▶

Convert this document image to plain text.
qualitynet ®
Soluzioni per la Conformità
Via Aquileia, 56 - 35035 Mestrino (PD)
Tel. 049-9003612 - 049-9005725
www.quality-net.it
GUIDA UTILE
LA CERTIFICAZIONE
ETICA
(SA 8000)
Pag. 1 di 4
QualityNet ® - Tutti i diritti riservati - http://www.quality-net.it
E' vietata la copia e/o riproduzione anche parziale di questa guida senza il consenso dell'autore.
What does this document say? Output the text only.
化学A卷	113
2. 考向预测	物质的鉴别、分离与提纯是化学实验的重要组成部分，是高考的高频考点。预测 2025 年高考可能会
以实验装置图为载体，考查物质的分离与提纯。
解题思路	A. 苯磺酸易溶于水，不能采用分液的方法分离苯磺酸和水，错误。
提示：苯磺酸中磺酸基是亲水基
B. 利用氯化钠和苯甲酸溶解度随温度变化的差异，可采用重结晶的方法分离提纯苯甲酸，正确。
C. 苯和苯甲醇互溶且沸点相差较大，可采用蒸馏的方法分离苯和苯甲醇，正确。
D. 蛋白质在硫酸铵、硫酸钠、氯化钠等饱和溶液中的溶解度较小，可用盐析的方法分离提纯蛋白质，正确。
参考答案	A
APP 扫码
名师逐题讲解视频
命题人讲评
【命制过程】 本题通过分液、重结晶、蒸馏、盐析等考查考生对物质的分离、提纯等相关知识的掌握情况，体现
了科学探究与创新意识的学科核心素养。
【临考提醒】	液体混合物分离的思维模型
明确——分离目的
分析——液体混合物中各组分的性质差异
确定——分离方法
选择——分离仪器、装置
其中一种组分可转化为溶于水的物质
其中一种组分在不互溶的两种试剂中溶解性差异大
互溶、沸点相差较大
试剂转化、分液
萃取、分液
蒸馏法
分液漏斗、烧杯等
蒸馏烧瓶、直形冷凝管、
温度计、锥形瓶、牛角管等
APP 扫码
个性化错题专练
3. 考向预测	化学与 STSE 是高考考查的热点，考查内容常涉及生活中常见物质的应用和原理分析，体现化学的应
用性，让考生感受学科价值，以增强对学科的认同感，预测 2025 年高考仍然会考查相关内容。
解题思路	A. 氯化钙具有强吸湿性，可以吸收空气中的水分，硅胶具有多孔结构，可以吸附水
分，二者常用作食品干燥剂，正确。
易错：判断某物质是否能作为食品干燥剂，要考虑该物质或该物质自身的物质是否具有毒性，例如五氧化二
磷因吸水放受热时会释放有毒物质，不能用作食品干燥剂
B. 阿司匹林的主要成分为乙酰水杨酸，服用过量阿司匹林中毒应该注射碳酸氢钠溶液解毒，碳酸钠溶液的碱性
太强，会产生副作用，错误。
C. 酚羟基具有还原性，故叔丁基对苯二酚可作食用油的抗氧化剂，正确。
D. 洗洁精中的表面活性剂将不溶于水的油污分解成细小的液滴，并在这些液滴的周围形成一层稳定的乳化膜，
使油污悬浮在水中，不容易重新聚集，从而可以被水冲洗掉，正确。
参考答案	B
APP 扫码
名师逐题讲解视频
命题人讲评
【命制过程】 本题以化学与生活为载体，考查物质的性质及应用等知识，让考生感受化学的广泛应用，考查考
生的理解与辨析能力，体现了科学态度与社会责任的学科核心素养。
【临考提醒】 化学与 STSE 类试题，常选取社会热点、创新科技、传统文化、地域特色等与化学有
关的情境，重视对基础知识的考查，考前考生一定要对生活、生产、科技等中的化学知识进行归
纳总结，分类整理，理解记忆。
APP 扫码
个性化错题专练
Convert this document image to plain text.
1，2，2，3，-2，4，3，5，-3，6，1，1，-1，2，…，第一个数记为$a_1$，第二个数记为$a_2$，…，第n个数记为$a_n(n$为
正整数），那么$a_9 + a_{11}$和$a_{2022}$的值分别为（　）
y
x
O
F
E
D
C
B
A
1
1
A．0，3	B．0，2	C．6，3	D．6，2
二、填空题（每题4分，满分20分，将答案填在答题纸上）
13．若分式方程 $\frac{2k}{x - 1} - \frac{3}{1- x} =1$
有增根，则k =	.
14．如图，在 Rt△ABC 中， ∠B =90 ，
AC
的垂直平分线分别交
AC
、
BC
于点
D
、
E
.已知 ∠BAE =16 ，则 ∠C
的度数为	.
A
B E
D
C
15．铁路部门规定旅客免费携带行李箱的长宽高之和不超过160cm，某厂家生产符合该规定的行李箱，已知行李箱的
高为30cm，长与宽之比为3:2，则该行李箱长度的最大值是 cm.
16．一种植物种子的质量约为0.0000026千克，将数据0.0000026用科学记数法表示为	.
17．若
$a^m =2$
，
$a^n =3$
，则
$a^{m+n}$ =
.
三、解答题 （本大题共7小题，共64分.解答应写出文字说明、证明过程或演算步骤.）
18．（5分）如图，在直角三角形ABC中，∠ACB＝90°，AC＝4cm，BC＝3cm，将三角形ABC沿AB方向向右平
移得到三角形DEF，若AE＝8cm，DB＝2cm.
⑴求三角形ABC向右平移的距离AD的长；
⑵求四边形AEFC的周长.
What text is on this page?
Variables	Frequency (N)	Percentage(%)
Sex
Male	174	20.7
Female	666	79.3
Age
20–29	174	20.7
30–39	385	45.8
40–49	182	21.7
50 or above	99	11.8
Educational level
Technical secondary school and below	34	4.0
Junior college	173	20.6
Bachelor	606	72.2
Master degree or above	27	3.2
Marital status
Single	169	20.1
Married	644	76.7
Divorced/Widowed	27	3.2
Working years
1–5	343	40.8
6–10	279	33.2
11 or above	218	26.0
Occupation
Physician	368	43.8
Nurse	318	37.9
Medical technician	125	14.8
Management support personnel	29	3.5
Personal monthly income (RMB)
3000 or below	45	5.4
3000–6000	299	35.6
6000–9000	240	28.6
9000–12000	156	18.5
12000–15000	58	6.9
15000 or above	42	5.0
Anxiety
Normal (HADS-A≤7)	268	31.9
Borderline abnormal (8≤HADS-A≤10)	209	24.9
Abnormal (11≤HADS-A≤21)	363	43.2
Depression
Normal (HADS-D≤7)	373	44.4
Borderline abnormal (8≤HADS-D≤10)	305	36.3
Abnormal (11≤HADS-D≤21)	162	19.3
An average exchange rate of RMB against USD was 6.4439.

◀

* **THE PROBLEM**: Reproduce the data shown above exactly.

* **RESPONSE FOR THIS EXERCISE**:
Convert this document image to plain text.
qualitynet ®
Soluzioni per la Conformità
Via Aquileia, 56 - 35035 Mestrino (PD)
Tel. 049-9003612 - 049-9005725
www.quality-net.it
GUIDA UTILE
LA CERTIFICAZIONE
ETICA
(SA 8000)
Pag. 1 di 4
QualityNet ® - Tutti i diritti riservati - http://www.quality-net.it
E' vietata la copia e/o riproduzione anche parziale di questa guida senza il consenso dell'autore.
What does this document say? Output the text only.
化学A卷	113
2. 考向预测	物质的鉴别、分离与提纯是化学实验的重要组成部分，是高考的高频考点。预测 2025 年高考可能会
以实验装置图为载体，考查物质的分离与提纯。
解题思路	A. 苯磺酸易溶于水，不能采用分液的方法分离苯磺酸和水，错误。
提示：苯磺酸中磺酸基是亲水基
B. 利用氯化钠和苯甲酸溶解度随温度变化的差异，可采用重结晶的方法分离提纯苯甲酸，正确。
C. 苯和苯甲醇互溶且沸点相差较大，可采用蒸馏的方法分离苯和苯甲醇，正确。
D. 蛋白质在硫酸铵、硫酸钠、氯化钠等饱和溶液中的溶解度较小，可用盐析的方法分离提纯蛋白质，正确。
参考答案	A
APP 扫码
名师逐题讲解视频
命题人讲评
【命制过程】 本题通过分液、重结晶、蒸馏、盐析等考查考生对物质的分离、提纯等相关知识的掌握情况，体现
了科学探究与创新意识的学科核心素养。
【临考提醒】	液体混合物分离的思维模型
明确——分离目的
分析——液体混合物中各组分的性质差异
确定——分离方法
选择——分离仪器、装置
其中一种组分可转化为溶于水的物质
其中一种组分在不互溶的两种试剂中溶解性差异大
互溶、沸点相差较大
试剂转化、分液
萃取、分液
蒸馏法
分液漏斗、烧杯等
蒸馏烧瓶、直形冷凝管、
温度计、锥形瓶、牛角管等
APP 扫码
个性化错题专练
3. 考向预测	化学与 STSE 是高考考查的热点，考查内容常涉及生活中常见物质的应用和原理分析，体现化学的应
用性，让考生感受学科价值，以增强对学科的认同感，预测 2025 年高考仍然会考查相关内容。
解题思路	A. 氯化钙具有强吸湿性，可以吸收空气中的水分，硅胶具有多孔结构，可以吸附水
分，二者常用作食品干燥剂，正确。
易错：判断某物质是否能作为食品干燥剂，要考虑该物质或该物质自身的物质是否具有毒性，例如五氧化二
磷因吸水放受热时会释放有毒物质，不能用作食品干燥剂
B. 阿司匹林的主要成分为乙酰水杨酸，服用过量阿司匹林中毒应该注射碳酸氢钠溶液解毒，碳酸钠溶液的碱性
太强，会产生副作用，错误。
C. 酚羟基具有还原性，故叔丁基对苯二酚可作食用油的抗氧化剂，正确。
D. 洗洁精中的表面活性剂将不溶于水的油污分解成细小的液滴，并在这些液滴的周围形成一层稳定的乳化膜，
使油污悬浮在水中，不容易重新聚集，从而可以被水冲洗掉，正确。
参考答案	B
APP 扫码
名师逐题讲解视频
命题人讲评
【命制过程】 本题以化学与生活为载体，考查物质的性质及应用等知识，让考生感受化学的广泛应用，考查考
生的理解与辨析能力，体现了科学态度与社会责任的学科核心素养。
【临考提醒】 化学与 STSE 类试题，常选取社会热点、创新科技、传统文化、地域特色等与化学有
关的情境，重视对基础知识的考查，考前考生一定要对生活、生产、科技等中的化学知识进行归
纳总结，分类整理，理解记忆。
APP 扫码
个性化错题专练
Convert this document image to plain text.
1，2，2，3，-2，4，3，5，-3，6，1，1，-1，2，…，第一个数记为$a_1$，第二个数记为$a_2$，…，第n个数记为$a_n(n$为
正整数），那么$a_9 + a_{11}$和$a_{2022}$的值分别为（　）
y
x
O
F
E
D
C
B
A
1
1
A．0，3	B．0，2	C．6，3	D．6，2
二、填空题（每题4分，满分20分，将答案填在答题纸上）
13．若分式方程 $\frac{2k}{x - 1} - \frac{3}{1- x} =1$
有增根，则k =	.
14．如图，在 Rt△ABC 中， ∠B =90 ，
AC
的垂直平分线分别交
AC
、
BC
于点
D
、
E
.已知 ∠BAE =16 ，则 ∠C
的度数为	.
A
B E
D
C
15．铁路部门规定旅客免费携带行李箱的长宽高之和不超过160cm，某厂家生产符合该规定的行李箱，已知行李箱的
高为30cm，长与宽之比为3:2，则该行李箱长度的最大值是 cm.
16．一种植物种子的质量约为0.0000026千克，将数据0.0000026用科学记数法表示为	.
17．若
$a^m =2$
，
$a^n =3$
，则
$a^{m+n}$ =
.
三、解答题 （本大题共7小题，共64分.解答应写出文字说明、证明过程或演算步骤.）
18．（5分）如图，在直角三角形ABC中，∠ACB＝90°，AC＝4cm，BC＝3cm，将三角形ABC沿AB方向向右平
移得到三角形DEF，若AE＝8cm，DB＝2cm.
⑴求三角形ABC向右平移的距离AD的长；
⑵求四边形AEFC的周长.
What text is on this page?
Variables	Frequency (N)	Percentage(%)
Sex
Male	174	20.7
Female	666	79.3
Age
20–29	174	20.7
30–39	385	45.8
40–49	182	21.7
50 or above	99	11.8
Educational level
Technical secondary school and below	34	4.0
Junior college	173	20.6
Bachelor	606	72.2
Master degree or above	27	3.2
Marital status
Single	169	20.1
Married	644	76.7
Divorced/Widowed	27	3.2
Working years
1–5	343	40.8
6–10	279	33.2
11 or above	218	26.0
Occupation
Physician	368	43.8
Nurse	318	37.9
Medical technician	125	14.8
Management support personnel	29	3.5
Personal monthly income (RMB)
3000 or below	45	5.4
3000–6000	299	35.6
6000–9000	240	28.6
9000–12000	156	18.5
12000–15000	58	6.9
15000 or above	42	5.0
Anxiety
Normal (HADS-A≤7)	268	31.9
Borderline abnormal (8≤HADS-A≤10)	209	24.9
Abnormal (11≤HADS-A≤21)	363	43.2
Depression
Normal (HADS-D≤7)	373	44.4
Borderline abnormal (8≤HADS-D≤10)	305	36.3
Abnormal (11≤HADS-D≤21)	162	19.3
An average exchange rate of RMB against USD was 6.4439.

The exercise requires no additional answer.